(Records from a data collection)
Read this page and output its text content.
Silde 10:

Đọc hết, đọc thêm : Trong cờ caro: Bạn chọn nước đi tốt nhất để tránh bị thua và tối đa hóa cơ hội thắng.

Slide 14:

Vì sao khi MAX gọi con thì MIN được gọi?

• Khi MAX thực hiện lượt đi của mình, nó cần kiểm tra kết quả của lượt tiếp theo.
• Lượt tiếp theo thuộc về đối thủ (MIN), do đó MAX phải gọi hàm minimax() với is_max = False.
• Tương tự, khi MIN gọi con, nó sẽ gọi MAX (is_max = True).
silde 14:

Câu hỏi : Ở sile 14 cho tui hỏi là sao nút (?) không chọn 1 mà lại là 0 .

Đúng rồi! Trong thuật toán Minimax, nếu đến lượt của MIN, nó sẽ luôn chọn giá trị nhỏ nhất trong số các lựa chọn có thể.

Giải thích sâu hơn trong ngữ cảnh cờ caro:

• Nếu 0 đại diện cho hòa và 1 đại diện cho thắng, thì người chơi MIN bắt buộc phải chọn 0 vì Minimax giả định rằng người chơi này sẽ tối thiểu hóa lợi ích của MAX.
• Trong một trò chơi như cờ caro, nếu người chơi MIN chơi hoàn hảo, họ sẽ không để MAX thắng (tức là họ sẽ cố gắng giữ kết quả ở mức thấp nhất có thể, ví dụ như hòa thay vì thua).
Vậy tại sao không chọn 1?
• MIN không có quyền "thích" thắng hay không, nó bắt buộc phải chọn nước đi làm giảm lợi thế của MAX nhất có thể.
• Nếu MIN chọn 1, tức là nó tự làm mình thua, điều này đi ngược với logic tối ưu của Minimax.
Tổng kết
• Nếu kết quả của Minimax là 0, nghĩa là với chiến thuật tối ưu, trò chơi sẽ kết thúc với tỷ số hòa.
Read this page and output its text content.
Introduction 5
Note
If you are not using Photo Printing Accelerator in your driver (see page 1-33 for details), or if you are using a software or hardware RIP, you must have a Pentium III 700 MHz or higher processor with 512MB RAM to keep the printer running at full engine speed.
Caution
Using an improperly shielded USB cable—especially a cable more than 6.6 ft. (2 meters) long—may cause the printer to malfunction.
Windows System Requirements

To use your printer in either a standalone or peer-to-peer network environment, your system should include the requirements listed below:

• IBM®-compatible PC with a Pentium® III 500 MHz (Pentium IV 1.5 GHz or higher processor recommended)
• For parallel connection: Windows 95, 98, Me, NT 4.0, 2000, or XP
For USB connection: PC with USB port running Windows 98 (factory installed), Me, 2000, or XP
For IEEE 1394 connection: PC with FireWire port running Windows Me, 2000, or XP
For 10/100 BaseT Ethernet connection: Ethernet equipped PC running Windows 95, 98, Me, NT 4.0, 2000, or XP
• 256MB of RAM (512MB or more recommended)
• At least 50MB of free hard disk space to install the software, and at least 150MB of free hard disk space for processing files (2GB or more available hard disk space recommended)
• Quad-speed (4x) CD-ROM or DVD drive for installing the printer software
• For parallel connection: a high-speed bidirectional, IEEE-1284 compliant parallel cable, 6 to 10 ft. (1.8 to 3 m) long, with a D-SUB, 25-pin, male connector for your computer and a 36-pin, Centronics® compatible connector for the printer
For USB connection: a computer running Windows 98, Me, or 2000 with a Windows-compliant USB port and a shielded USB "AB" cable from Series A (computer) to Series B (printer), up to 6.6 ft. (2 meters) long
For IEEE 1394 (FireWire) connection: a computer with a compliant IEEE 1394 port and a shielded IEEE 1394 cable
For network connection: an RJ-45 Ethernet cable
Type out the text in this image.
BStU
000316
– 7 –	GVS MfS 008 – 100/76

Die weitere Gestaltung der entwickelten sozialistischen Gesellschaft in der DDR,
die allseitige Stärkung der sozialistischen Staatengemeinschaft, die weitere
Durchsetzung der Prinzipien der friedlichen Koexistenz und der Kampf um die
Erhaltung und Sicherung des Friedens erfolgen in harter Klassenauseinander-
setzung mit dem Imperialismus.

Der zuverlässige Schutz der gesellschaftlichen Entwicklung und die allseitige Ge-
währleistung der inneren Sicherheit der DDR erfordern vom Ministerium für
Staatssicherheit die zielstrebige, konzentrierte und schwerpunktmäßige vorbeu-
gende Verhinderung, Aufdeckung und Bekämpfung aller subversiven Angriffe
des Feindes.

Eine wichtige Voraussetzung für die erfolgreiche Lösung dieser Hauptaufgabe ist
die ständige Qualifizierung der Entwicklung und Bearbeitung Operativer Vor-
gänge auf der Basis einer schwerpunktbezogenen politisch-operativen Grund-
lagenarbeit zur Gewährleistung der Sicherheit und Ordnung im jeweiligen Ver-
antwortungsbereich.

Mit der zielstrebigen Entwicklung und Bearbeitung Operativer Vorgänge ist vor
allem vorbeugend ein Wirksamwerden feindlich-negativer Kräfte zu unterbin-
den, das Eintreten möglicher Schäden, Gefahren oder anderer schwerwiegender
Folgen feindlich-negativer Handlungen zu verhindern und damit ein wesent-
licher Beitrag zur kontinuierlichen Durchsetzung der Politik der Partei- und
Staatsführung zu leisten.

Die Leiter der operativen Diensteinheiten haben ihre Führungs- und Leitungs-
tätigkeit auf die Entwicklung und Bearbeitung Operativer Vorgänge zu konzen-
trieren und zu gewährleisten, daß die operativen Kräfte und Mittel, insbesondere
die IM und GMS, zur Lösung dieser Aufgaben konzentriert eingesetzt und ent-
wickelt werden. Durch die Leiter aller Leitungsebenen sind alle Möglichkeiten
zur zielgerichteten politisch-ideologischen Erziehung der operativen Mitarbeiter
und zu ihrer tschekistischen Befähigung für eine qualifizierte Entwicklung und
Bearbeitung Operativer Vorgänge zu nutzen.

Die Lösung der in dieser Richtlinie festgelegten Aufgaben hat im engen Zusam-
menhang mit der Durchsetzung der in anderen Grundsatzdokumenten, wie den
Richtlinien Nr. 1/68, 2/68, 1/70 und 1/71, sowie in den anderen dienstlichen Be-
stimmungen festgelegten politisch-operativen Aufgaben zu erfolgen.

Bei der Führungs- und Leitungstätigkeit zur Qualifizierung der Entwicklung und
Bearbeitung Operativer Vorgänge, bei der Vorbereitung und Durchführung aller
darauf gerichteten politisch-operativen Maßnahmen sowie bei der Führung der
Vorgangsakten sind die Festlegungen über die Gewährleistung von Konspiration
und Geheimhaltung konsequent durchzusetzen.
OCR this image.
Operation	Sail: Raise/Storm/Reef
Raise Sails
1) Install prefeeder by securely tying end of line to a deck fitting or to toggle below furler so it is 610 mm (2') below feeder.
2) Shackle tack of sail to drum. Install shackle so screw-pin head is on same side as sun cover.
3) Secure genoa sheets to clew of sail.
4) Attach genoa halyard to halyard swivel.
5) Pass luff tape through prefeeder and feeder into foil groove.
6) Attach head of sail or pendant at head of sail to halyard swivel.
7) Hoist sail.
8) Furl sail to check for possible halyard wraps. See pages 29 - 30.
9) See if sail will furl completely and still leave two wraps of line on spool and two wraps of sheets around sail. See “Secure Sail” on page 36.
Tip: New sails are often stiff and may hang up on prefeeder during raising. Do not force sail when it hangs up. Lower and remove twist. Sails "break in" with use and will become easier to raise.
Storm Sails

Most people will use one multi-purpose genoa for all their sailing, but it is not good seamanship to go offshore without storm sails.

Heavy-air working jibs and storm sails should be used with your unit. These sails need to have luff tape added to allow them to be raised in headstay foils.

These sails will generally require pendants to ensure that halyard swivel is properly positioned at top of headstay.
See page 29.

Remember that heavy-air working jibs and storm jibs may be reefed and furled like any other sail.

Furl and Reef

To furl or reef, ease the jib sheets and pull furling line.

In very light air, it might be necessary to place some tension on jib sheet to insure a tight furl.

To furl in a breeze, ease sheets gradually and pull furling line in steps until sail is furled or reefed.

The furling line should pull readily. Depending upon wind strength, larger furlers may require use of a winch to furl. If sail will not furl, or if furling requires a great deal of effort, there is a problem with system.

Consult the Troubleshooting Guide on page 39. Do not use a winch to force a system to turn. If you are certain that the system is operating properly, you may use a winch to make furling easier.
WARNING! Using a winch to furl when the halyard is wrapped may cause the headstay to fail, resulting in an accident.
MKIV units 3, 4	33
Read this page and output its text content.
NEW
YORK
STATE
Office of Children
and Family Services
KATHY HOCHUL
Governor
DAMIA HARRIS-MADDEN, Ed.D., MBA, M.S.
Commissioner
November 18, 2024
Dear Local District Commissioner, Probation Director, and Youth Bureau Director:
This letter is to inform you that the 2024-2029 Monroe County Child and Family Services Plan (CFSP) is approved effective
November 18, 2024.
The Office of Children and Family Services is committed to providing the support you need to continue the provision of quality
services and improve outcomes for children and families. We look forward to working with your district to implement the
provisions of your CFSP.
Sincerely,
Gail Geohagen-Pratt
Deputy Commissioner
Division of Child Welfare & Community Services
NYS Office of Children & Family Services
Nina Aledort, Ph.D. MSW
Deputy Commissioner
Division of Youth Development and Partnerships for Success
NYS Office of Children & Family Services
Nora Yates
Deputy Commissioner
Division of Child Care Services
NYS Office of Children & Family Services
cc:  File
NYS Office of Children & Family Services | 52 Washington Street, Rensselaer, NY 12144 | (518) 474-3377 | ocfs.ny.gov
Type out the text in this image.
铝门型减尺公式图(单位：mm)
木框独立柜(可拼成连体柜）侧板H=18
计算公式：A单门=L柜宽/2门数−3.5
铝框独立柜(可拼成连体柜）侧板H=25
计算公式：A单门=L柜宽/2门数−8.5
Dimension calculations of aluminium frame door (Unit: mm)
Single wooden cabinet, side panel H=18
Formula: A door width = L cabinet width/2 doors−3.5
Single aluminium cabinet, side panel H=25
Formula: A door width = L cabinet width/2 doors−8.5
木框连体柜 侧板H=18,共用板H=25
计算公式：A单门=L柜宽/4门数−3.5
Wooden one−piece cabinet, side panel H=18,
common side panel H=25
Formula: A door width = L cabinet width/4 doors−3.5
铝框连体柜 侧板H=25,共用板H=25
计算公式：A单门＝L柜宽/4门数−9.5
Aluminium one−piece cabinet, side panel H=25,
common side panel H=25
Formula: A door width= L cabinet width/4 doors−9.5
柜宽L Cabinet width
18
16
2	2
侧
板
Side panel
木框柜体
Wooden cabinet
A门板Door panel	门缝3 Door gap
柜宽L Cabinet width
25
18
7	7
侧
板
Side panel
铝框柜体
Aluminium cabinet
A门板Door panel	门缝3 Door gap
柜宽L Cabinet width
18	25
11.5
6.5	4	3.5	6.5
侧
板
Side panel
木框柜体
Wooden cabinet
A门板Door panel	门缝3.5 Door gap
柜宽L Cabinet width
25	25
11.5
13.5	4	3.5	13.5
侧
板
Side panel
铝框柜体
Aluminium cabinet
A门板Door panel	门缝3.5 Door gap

» PROMPT
Leave out every line without the string "recommended" and copy the rest.

» OUTPUT BELOW
• IBM®-compatible PC with a Pentium® III 500 MHz (Pentium IV 1.5 GHz or higher processor recommended)
• 256MB of RAM (512MB or more recommended)
• At least 50MB of free hard disk space to install the software, and at least 150MB of free hard disk space for processing files (2GB or more available hard disk space recommended)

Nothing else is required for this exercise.